PROBLEM TO WORK ON
Return every line below in which "color" appears.

EXTRACTED DATA
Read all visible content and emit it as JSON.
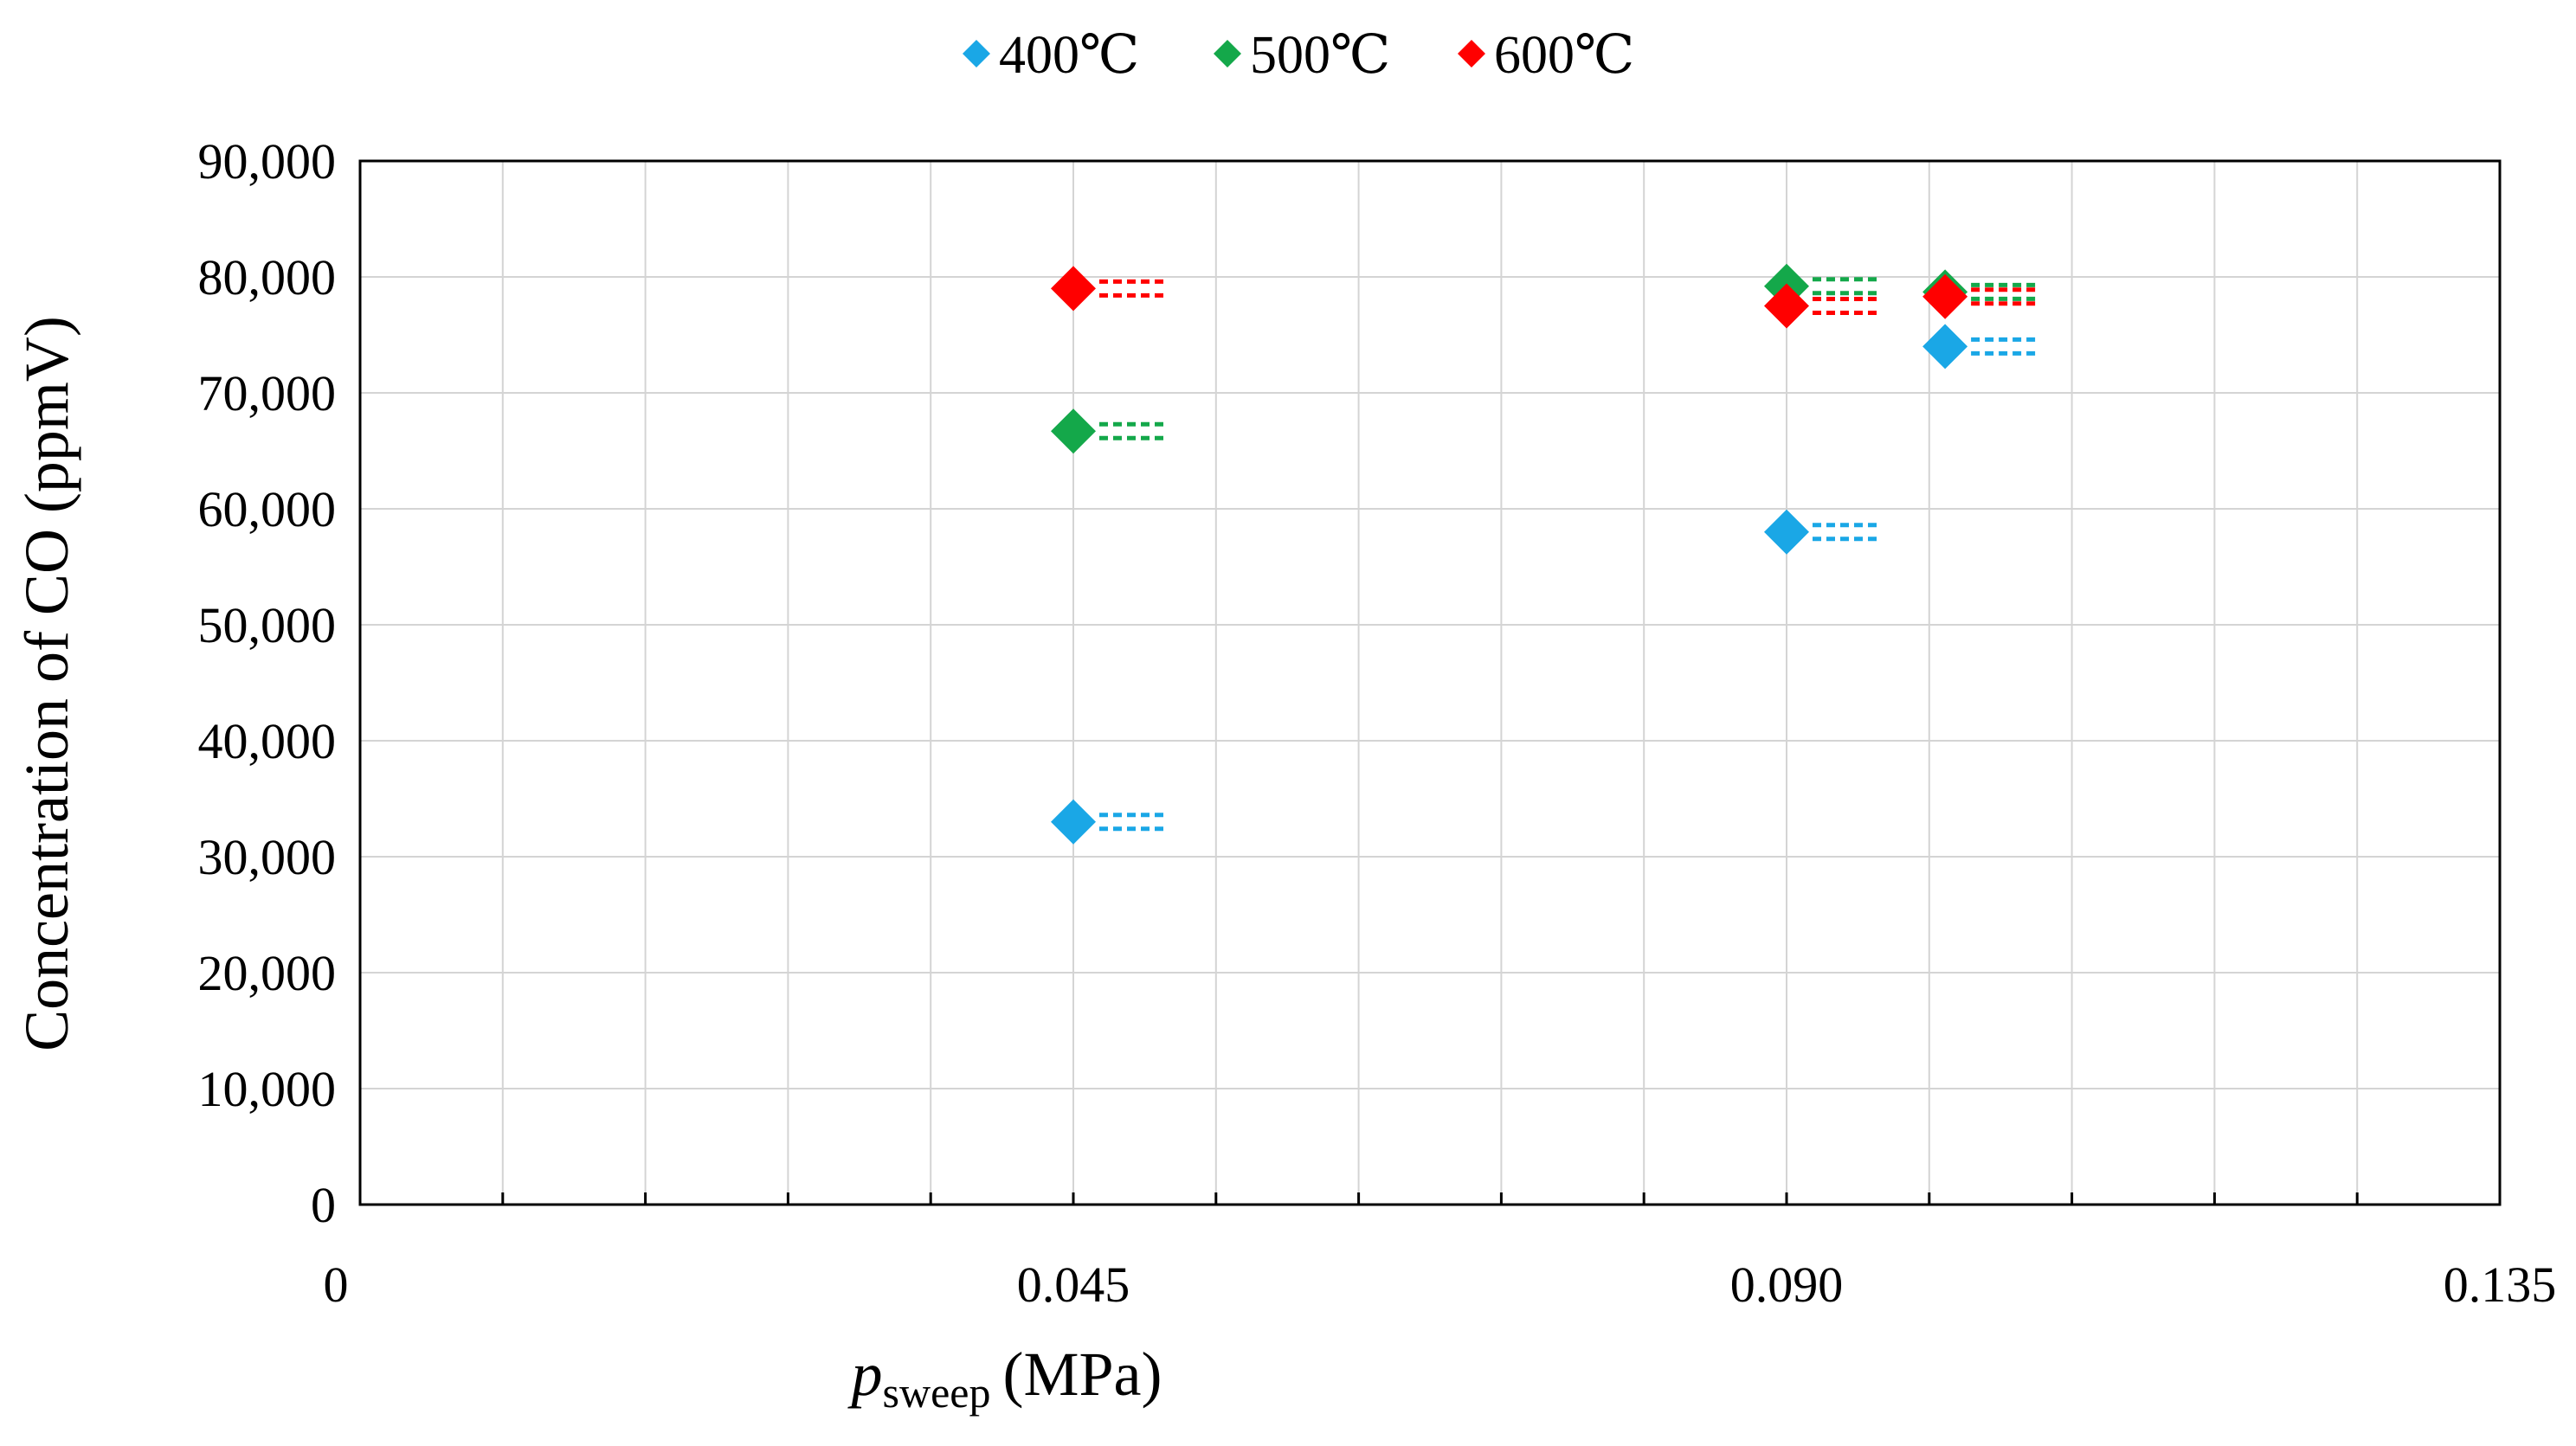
{
  "chart_data": {
    "type": "scatter",
    "title": "",
    "xlabel": "p",
    "xlabel_subscript": "sweep",
    "xlabel_unit": "(MPa)",
    "ylabel": "Concentration of CO (ppmV)",
    "xlim": [
      0,
      0.135
    ],
    "ylim": [
      0,
      90000
    ],
    "x_ticks": [
      {
        "value": 0,
        "label": "0"
      },
      {
        "value": 0.045,
        "label": "0.045"
      },
      {
        "value": 0.09,
        "label": "0.090"
      },
      {
        "value": 0.135,
        "label": "0.135"
      }
    ],
    "x_minor_step": 0.009,
    "y_ticks": [
      {
        "value": 0,
        "label": "0"
      },
      {
        "value": 10000,
        "label": "10,000"
      },
      {
        "value": 20000,
        "label": "20,000"
      },
      {
        "value": 30000,
        "label": "30,000"
      },
      {
        "value": 40000,
        "label": "40,000"
      },
      {
        "value": 50000,
        "label": "50,000"
      },
      {
        "value": 60000,
        "label": "60,000"
      },
      {
        "value": 70000,
        "label": "70,000"
      },
      {
        "value": 80000,
        "label": "80,000"
      },
      {
        "value": 90000,
        "label": "90,000"
      }
    ],
    "grid": true,
    "legend_position": "top-center",
    "marker": "diamond",
    "series": [
      {
        "name": "400℃",
        "color": "#1aa7e6",
        "points": [
          {
            "x": 0.045,
            "y": 33000
          },
          {
            "x": 0.09,
            "y": 58000
          },
          {
            "x": 0.1,
            "y": 74000
          }
        ]
      },
      {
        "name": "500℃",
        "color": "#14a84a",
        "points": [
          {
            "x": 0.045,
            "y": 66700
          },
          {
            "x": 0.09,
            "y": 79200
          },
          {
            "x": 0.1,
            "y": 78700
          }
        ]
      },
      {
        "name": "600℃",
        "color": "#ff0000",
        "points": [
          {
            "x": 0.045,
            "y": 79000
          },
          {
            "x": 0.09,
            "y": 77500
          },
          {
            "x": 0.1,
            "y": 78300
          }
        ]
      }
    ]
  }
}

SOLUTION TO THE PROBLEM
        "color": "#1aa7e6",
        "color": "#14a84a",
        "color": "#ff0000",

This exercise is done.